— start Supplied information —

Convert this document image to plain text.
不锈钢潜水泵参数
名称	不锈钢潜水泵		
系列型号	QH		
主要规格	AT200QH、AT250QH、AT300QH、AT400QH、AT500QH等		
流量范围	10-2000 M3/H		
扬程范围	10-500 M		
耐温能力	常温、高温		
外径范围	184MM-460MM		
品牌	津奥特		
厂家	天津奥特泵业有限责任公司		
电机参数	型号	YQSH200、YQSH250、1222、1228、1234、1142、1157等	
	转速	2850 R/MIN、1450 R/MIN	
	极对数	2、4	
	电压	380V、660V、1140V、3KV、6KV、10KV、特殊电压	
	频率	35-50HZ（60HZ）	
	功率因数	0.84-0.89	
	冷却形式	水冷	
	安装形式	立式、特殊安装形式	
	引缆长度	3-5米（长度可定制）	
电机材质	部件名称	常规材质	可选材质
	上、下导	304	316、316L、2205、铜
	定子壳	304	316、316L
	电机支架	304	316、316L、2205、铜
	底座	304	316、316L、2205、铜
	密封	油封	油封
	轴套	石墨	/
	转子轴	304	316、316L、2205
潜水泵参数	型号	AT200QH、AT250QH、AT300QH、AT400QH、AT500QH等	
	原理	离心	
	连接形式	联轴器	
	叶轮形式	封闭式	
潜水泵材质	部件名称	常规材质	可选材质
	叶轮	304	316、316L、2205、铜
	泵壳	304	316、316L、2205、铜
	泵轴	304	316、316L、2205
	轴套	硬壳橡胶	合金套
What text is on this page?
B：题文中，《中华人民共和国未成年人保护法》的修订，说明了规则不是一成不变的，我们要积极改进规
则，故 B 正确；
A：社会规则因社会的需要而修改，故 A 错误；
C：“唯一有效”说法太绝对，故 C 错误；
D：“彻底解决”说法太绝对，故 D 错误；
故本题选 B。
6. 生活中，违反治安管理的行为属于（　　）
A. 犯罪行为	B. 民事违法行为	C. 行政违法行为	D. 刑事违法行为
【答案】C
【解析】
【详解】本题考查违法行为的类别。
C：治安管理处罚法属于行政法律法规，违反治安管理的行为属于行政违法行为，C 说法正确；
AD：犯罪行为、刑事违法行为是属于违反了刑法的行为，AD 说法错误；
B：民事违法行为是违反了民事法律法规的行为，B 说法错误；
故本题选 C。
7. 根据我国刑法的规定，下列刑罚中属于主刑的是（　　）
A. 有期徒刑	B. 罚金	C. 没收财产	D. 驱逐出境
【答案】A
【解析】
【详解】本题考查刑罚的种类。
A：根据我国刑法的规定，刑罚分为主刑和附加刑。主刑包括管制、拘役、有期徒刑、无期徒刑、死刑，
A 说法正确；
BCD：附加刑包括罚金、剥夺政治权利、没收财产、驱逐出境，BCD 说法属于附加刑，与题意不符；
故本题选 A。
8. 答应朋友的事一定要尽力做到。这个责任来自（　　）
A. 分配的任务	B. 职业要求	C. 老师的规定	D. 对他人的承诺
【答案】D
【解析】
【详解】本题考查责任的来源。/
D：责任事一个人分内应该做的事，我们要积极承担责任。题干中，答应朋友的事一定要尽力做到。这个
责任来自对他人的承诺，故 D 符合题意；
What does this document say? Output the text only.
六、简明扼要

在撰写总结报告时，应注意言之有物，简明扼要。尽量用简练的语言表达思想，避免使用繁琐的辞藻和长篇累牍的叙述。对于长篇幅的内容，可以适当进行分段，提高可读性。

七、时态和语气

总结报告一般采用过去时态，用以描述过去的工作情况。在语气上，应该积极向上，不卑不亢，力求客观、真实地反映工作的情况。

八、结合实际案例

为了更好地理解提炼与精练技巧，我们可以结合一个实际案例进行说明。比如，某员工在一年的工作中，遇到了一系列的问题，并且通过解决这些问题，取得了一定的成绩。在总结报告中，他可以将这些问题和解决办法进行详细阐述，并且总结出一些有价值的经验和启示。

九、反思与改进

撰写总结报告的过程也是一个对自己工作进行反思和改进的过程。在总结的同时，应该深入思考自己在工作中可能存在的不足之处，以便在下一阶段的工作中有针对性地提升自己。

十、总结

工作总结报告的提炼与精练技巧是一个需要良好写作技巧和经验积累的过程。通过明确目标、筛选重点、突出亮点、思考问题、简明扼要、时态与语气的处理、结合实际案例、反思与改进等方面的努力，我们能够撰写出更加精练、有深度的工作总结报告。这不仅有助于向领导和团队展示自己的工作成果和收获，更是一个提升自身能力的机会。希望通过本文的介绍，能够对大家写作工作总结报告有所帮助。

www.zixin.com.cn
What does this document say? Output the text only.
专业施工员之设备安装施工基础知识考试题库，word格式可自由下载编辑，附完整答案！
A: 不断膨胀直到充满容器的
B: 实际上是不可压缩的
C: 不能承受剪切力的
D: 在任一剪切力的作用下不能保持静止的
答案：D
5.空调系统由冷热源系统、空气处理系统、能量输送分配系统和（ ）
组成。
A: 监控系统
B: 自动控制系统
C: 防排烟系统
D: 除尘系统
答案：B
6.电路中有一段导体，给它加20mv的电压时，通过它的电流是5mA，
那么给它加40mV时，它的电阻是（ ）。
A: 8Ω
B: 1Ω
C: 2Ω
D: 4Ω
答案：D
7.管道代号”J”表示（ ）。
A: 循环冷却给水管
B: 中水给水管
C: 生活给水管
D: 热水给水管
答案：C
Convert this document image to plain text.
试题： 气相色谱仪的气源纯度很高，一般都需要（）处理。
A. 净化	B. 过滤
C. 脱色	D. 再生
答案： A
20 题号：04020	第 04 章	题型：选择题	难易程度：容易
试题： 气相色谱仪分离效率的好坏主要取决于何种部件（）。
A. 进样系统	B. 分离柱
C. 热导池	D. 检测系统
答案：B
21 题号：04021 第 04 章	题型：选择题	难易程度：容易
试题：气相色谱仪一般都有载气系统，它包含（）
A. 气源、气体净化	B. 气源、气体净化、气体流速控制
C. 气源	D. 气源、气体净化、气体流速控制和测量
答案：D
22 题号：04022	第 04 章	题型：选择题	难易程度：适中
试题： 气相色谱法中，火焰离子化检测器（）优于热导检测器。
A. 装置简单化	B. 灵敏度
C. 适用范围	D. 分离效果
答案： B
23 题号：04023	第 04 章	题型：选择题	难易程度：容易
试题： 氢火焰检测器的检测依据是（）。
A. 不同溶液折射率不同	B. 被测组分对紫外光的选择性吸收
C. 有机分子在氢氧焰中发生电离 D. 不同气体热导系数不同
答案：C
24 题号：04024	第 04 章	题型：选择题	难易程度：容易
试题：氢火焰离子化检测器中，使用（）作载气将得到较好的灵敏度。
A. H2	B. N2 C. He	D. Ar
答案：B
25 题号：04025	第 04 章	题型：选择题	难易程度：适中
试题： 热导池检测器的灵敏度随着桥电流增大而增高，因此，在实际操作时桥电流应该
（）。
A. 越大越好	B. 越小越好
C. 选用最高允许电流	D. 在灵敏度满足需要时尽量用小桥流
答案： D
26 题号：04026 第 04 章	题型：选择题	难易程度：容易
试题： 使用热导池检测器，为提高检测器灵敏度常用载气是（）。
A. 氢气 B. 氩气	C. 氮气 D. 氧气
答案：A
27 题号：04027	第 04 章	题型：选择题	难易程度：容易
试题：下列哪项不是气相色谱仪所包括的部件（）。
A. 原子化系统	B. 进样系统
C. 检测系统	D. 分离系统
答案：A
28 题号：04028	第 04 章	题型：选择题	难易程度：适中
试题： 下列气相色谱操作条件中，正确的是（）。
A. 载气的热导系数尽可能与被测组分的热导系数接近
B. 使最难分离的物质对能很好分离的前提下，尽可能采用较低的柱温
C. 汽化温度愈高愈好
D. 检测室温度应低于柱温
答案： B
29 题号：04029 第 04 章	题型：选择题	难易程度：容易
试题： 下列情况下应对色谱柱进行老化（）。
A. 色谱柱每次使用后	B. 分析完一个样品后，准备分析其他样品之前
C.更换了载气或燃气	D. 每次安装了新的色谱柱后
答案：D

— end Supplied information —

• Instructions for the task
Gather each line of the listing that holds the string "犯罪行为".

• Finished exercise
A. 犯罪行为	B. 民事违法行为	C. 行政违法行为	D. 刑事违法行为
AD：犯罪行为、刑事违法行为是属于违反了刑法的行为，AD 说法错误；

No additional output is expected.